What the task requires: Scan the data below for the string "this". Copy every line where it appears.

##### Supplied data #####

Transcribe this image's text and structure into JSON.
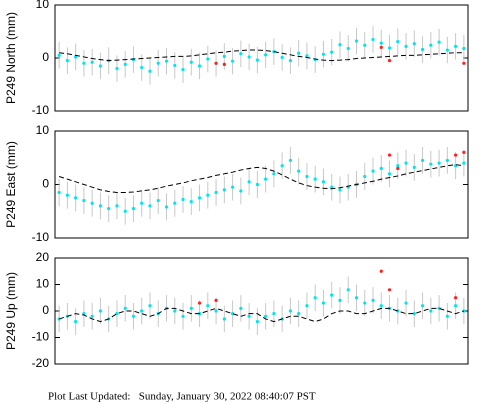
{
  "chart_data": [
    {
      "type": "scatter",
      "ylabel": "P249 North (mm)",
      "ylim": [
        -10,
        10
      ],
      "yticks": [
        -10,
        0,
        10
      ],
      "categories": [
        null,
        null,
        null,
        null,
        null,
        null,
        null,
        null,
        null,
        null,
        null,
        null,
        null,
        null,
        null,
        null,
        null,
        null,
        null,
        null,
        null,
        null,
        null,
        null,
        null,
        null,
        null,
        null,
        null,
        null,
        null,
        null,
        null,
        null,
        null,
        null,
        null,
        null,
        null,
        null,
        null,
        null,
        null,
        null,
        null,
        null,
        null,
        null,
        null,
        null
      ],
      "series": [
        {
          "name": "observations",
          "color": "#00e5ee",
          "error": 2.5,
          "values": [
            0.5,
            -0.5,
            0.2,
            -1,
            -0.8,
            -1.5,
            -0.5,
            -2,
            -1.2,
            -0.3,
            -1.8,
            -2.5,
            -1,
            -0.6,
            -1.4,
            -2.2,
            -0.8,
            -1.5,
            -0.2,
            -1,
            0.3,
            -0.6,
            0.8,
            0.2,
            -0.4,
            0.6,
            1.2,
            0.1,
            -0.5,
            0.9,
            0.4,
            -0.3,
            0.7,
            1.1,
            2.5,
            1.8,
            3.2,
            2.4,
            3.5,
            2.8,
            1.9,
            3.1,
            2.2,
            2.7,
            1.6,
            2.4,
            3,
            1.5,
            2.2,
            1.8
          ]
        },
        {
          "name": "outliers",
          "color": "#ff2020",
          "values": [
            null,
            null,
            null,
            null,
            null,
            null,
            null,
            null,
            null,
            null,
            null,
            null,
            null,
            null,
            null,
            null,
            null,
            null,
            null,
            -1,
            -1.2,
            null,
            null,
            null,
            null,
            null,
            null,
            null,
            null,
            null,
            null,
            null,
            null,
            null,
            null,
            null,
            null,
            null,
            null,
            2,
            -0.5,
            null,
            null,
            null,
            null,
            null,
            null,
            null,
            null,
            -1
          ]
        },
        {
          "name": "model",
          "color": "#000000",
          "values": [
            1,
            0.8,
            0.5,
            0.2,
            -0.1,
            -0.3,
            -0.5,
            -0.4,
            -0.3,
            -0.2,
            -0.1,
            0,
            0.1,
            0.2,
            0.3,
            0.3,
            0.4,
            0.6,
            0.8,
            1,
            1.1,
            1.3,
            1.4,
            1.5,
            1.5,
            1.4,
            1.2,
            0.9,
            0.6,
            0.3,
            0.1,
            -0.2,
            -0.4,
            -0.5,
            -0.4,
            -0.3,
            -0.1,
            0,
            0.1,
            0.2,
            0.3,
            0.4,
            0.5,
            0.5,
            0.6,
            0.7,
            0.8,
            0.9,
            1,
            1
          ]
        }
      ]
    },
    {
      "type": "scatter",
      "ylabel": "P249 East (mm)",
      "ylim": [
        -10,
        10
      ],
      "yticks": [
        -10,
        0,
        10
      ],
      "categories": [
        null,
        null,
        null,
        null,
        null,
        null,
        null,
        null,
        null,
        null,
        null,
        null,
        null,
        null,
        null,
        null,
        null,
        null,
        null,
        null,
        null,
        null,
        null,
        null,
        null,
        null,
        null,
        null,
        null,
        null,
        null,
        null,
        null,
        null,
        null,
        null,
        null,
        null,
        null,
        null,
        null,
        null,
        null,
        null,
        null,
        null,
        null,
        null,
        null,
        null
      ],
      "series": [
        {
          "name": "observations",
          "color": "#00e5ee",
          "error": 2.5,
          "values": [
            -1.5,
            -2,
            -2.5,
            -3,
            -3.5,
            -4,
            -4.5,
            -4,
            -5,
            -4.5,
            -3.5,
            -4,
            -3,
            -4.2,
            -3.5,
            -2.8,
            -3.2,
            -2.5,
            -2,
            -1.5,
            -1,
            -0.5,
            -1.2,
            0.5,
            0,
            1,
            2,
            3.5,
            4.5,
            2.5,
            1.5,
            1,
            0.5,
            -0.5,
            -1,
            -0.5,
            0,
            1.5,
            2.5,
            3,
            2,
            3.5,
            4,
            3.2,
            4.5,
            3.8,
            4,
            4.5,
            3.5,
            4
          ]
        },
        {
          "name": "outliers",
          "color": "#ff2020",
          "values": [
            null,
            null,
            null,
            null,
            null,
            null,
            null,
            null,
            null,
            null,
            null,
            null,
            null,
            null,
            null,
            null,
            null,
            null,
            null,
            null,
            null,
            null,
            null,
            null,
            null,
            null,
            null,
            null,
            null,
            null,
            null,
            null,
            null,
            null,
            null,
            null,
            null,
            null,
            null,
            null,
            5.5,
            3,
            null,
            null,
            null,
            null,
            null,
            null,
            5.5,
            6
          ]
        },
        {
          "name": "model",
          "color": "#000000",
          "values": [
            1.5,
            1,
            0.5,
            0,
            -0.5,
            -1,
            -1.3,
            -1.5,
            -1.5,
            -1.4,
            -1.2,
            -1,
            -0.7,
            -0.3,
            0,
            0.3,
            0.7,
            1,
            1.3,
            1.7,
            2,
            2.3,
            2.7,
            3,
            3.2,
            3,
            2.5,
            1.8,
            1,
            0.3,
            -0.2,
            -0.5,
            -0.7,
            -0.8,
            -0.6,
            -0.3,
            0,
            0.3,
            0.6,
            1,
            1.3,
            1.6,
            2,
            2.3,
            2.6,
            2.9,
            3.2,
            3.5,
            3.7,
            3.5
          ]
        }
      ]
    },
    {
      "type": "scatter",
      "ylabel": "P249 Up (mm)",
      "ylim": [
        -20,
        20
      ],
      "yticks": [
        -20,
        -10,
        0,
        10,
        20
      ],
      "categories": [
        null,
        null,
        null,
        null,
        null,
        null,
        null,
        null,
        null,
        null,
        null,
        null,
        null,
        null,
        null,
        null,
        null,
        null,
        null,
        null,
        null,
        null,
        null,
        null,
        null,
        null,
        null,
        null,
        null,
        null,
        null,
        null,
        null,
        null,
        null,
        null,
        null,
        null,
        null,
        null,
        null,
        null,
        null,
        null,
        null,
        null,
        null,
        null,
        null,
        null
      ],
      "series": [
        {
          "name": "observations",
          "color": "#00e5ee",
          "error": 5,
          "values": [
            -3,
            -2,
            -4,
            -1,
            -2,
            0,
            -3,
            -1,
            1,
            -2,
            0,
            2,
            -1,
            1,
            0,
            -2,
            1,
            -1,
            2,
            0,
            -3,
            -1,
            1,
            -2,
            -4,
            -2,
            -1,
            -3,
            0,
            -1,
            2,
            5,
            3,
            6,
            4,
            8,
            5,
            3,
            4,
            2,
            1,
            0,
            3,
            -1,
            2,
            0,
            1,
            -2,
            2,
            0
          ]
        },
        {
          "name": "outliers",
          "color": "#ff2020",
          "values": [
            null,
            null,
            null,
            null,
            null,
            null,
            null,
            null,
            null,
            null,
            null,
            null,
            null,
            null,
            null,
            null,
            null,
            3,
            null,
            4,
            null,
            null,
            null,
            null,
            null,
            null,
            null,
            null,
            null,
            null,
            null,
            null,
            null,
            null,
            null,
            null,
            null,
            null,
            null,
            15,
            8,
            null,
            null,
            null,
            null,
            null,
            null,
            null,
            5,
            null
          ]
        },
        {
          "name": "model",
          "color": "#000000",
          "values": [
            -3,
            -2,
            -1,
            -1.5,
            -3,
            -4,
            -3,
            -1,
            0,
            0,
            -1,
            -2,
            -1,
            1,
            1,
            0,
            -1,
            -1,
            0,
            1,
            0,
            -1,
            -2,
            -1,
            -1,
            -3,
            -4,
            -3,
            -2,
            -2,
            -3,
            -4,
            -3,
            -1,
            0,
            0,
            -1,
            -1,
            0,
            1,
            1,
            0,
            -1,
            -1,
            0,
            1,
            1,
            0,
            -1,
            0
          ]
        }
      ]
    }
  ],
  "footer": "Plot Last Updated:   Sunday, January 30, 2022 08:40:07 PST"
}
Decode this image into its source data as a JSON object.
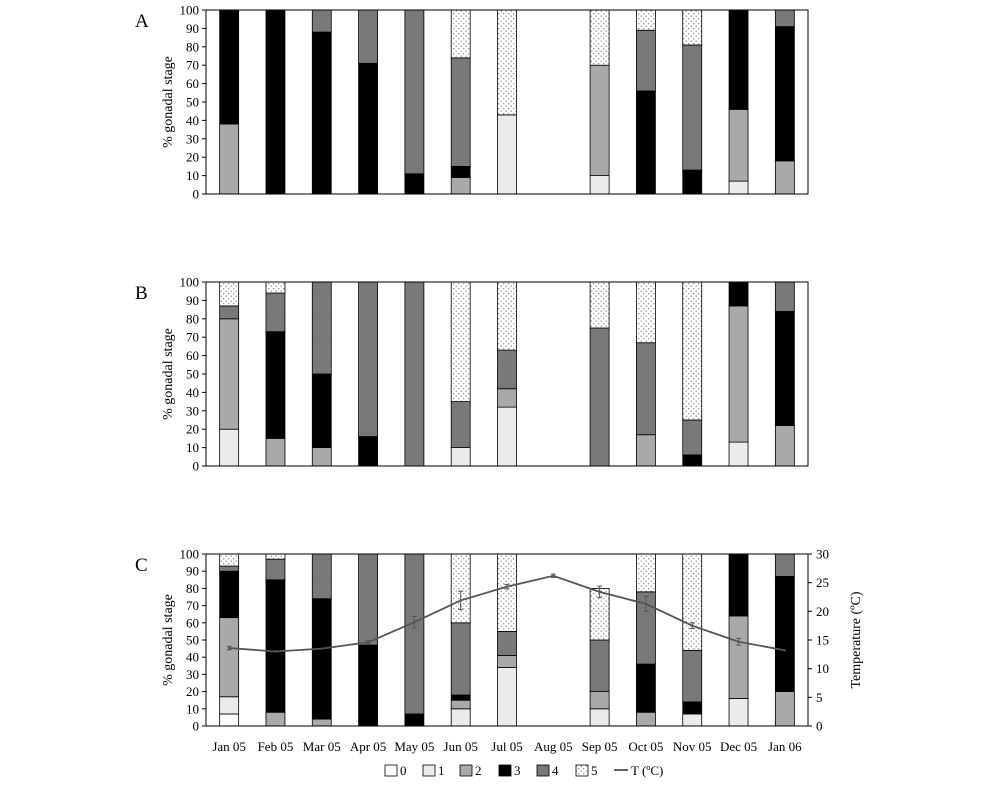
{
  "chart_data": [
    {
      "type": "bar",
      "stacked": true,
      "panel_label": "A",
      "ylabel": "% gonadal stage",
      "ylim": [
        0,
        100
      ],
      "y_ticks": [
        "0",
        "10",
        "20",
        "30",
        "40",
        "50",
        "60",
        "70",
        "80",
        "90",
        "100"
      ],
      "categories": [
        "Jan 05",
        "Feb 05",
        "Mar 05",
        "Apr 05",
        "May 05",
        "Jun 05",
        "Jul 05",
        "Aug 05",
        "Sep 05",
        "Oct 05",
        "Nov 05",
        "Dec 05",
        "Jan 06"
      ],
      "series": [
        {
          "name": "0",
          "values": [
            0,
            0,
            0,
            0,
            0,
            0,
            0,
            0,
            0,
            0,
            0,
            0,
            0
          ]
        },
        {
          "name": "1",
          "values": [
            0,
            0,
            0,
            0,
            0,
            0,
            43,
            0,
            10,
            0,
            0,
            7,
            0
          ]
        },
        {
          "name": "2",
          "values": [
            38,
            0,
            0,
            0,
            0,
            9,
            0,
            0,
            60,
            0,
            0,
            39,
            18
          ]
        },
        {
          "name": "3",
          "values": [
            62,
            100,
            88,
            71,
            11,
            6,
            0,
            0,
            0,
            56,
            13,
            54,
            73
          ]
        },
        {
          "name": "4",
          "values": [
            0,
            0,
            12,
            29,
            89,
            59,
            0,
            0,
            0,
            33,
            68,
            0,
            9
          ]
        },
        {
          "name": "5",
          "values": [
            0,
            0,
            0,
            0,
            0,
            26,
            57,
            0,
            30,
            11,
            19,
            0,
            0
          ]
        }
      ]
    },
    {
      "type": "bar",
      "stacked": true,
      "panel_label": "B",
      "ylabel": "% gonadal stage",
      "ylim": [
        0,
        100
      ],
      "y_ticks": [
        "0",
        "10",
        "20",
        "30",
        "40",
        "50",
        "60",
        "70",
        "80",
        "90",
        "100"
      ],
      "categories": [
        "Jan 05",
        "Feb 05",
        "Mar 05",
        "Apr 05",
        "May 05",
        "Jun 05",
        "Jul 05",
        "Aug 05",
        "Sep 05",
        "Oct 05",
        "Nov 05",
        "Dec 05",
        "Jan 06"
      ],
      "series": [
        {
          "name": "0",
          "values": [
            0,
            0,
            0,
            0,
            0,
            0,
            0,
            0,
            0,
            0,
            0,
            0,
            0
          ]
        },
        {
          "name": "1",
          "values": [
            20,
            0,
            0,
            0,
            0,
            10,
            32,
            0,
            0,
            0,
            0,
            13,
            0
          ]
        },
        {
          "name": "2",
          "values": [
            60,
            15,
            10,
            0,
            0,
            0,
            10,
            0,
            0,
            17,
            0,
            74,
            22
          ]
        },
        {
          "name": "3",
          "values": [
            0,
            58,
            40,
            16,
            0,
            0,
            0,
            0,
            0,
            0,
            6,
            13,
            62
          ]
        },
        {
          "name": "4",
          "values": [
            7,
            21,
            50,
            84,
            100,
            25,
            21,
            0,
            75,
            50,
            19,
            0,
            16
          ]
        },
        {
          "name": "5",
          "values": [
            13,
            6,
            0,
            0,
            0,
            65,
            37,
            0,
            25,
            33,
            75,
            0,
            0
          ]
        }
      ]
    },
    {
      "type": "bar",
      "stacked": true,
      "panel_label": "C",
      "ylabel": "% gonadal stage",
      "y2label": "Temperature (ºC)",
      "ylim": [
        0,
        100
      ],
      "y2lim": [
        0,
        30
      ],
      "y_ticks": [
        "0",
        "10",
        "20",
        "30",
        "40",
        "50",
        "60",
        "70",
        "80",
        "90",
        "100"
      ],
      "y2_ticks": [
        "0",
        "5",
        "10",
        "15",
        "20",
        "25",
        "30"
      ],
      "categories": [
        "Jan 05",
        "Feb 05",
        "Mar 05",
        "Apr 05",
        "May 05",
        "Jun 05",
        "Jul 05",
        "Aug 05",
        "Sep 05",
        "Oct 05",
        "Nov 05",
        "Dec 05",
        "Jan 06"
      ],
      "series": [
        {
          "name": "0",
          "values": [
            7,
            0,
            0,
            0,
            0,
            0,
            0,
            0,
            0,
            0,
            0,
            0,
            0
          ]
        },
        {
          "name": "1",
          "values": [
            10,
            0,
            0,
            0,
            0,
            10,
            34,
            0,
            10,
            0,
            7,
            16,
            0
          ]
        },
        {
          "name": "2",
          "values": [
            46,
            8,
            4,
            0,
            0,
            5,
            7,
            0,
            10,
            8,
            0,
            48,
            20
          ]
        },
        {
          "name": "3",
          "values": [
            27,
            77,
            70,
            47,
            7,
            3,
            0,
            0,
            0,
            28,
            7,
            36,
            67
          ]
        },
        {
          "name": "4",
          "values": [
            3,
            12,
            26,
            53,
            93,
            42,
            14,
            0,
            30,
            42,
            30,
            0,
            13
          ]
        },
        {
          "name": "5",
          "values": [
            7,
            3,
            0,
            0,
            0,
            40,
            45,
            0,
            30,
            22,
            56,
            0,
            0
          ]
        }
      ],
      "line_series": {
        "name": "T (ºC)",
        "values": [
          13.6,
          13.0,
          13.5,
          14.6,
          18.1,
          21.9,
          24.3,
          26.2,
          23.4,
          21.3,
          17.5,
          14.7,
          13.2
        ],
        "errors": [
          0.3,
          0,
          0,
          0.3,
          1.0,
          1.6,
          0.4,
          0.3,
          1.0,
          1.3,
          0.5,
          0.6,
          0
        ]
      }
    }
  ],
  "legend": {
    "items": [
      {
        "label": "0",
        "fill": "#ffffff"
      },
      {
        "label": "1",
        "fill": "#ebebeb"
      },
      {
        "label": "2",
        "fill": "#a9a9a9"
      },
      {
        "label": "3",
        "fill": "#000000"
      },
      {
        "label": "4",
        "fill": "#7a7a7a"
      },
      {
        "label": "5",
        "fill": "dots"
      }
    ],
    "line_label": "T (ºC)"
  },
  "colors": {
    "stage_0": "#ffffff",
    "stage_1": "#ebebeb",
    "stage_2": "#a9a9a9",
    "stage_3": "#000000",
    "stage_4": "#7a7a7a",
    "stage_5_dots": "#8a8a8a",
    "temperature_line": "#555555"
  }
}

#####

Exercise response:
Transcribe this image's text and structure into JSON.
Decode this image into its source data as a JSON object.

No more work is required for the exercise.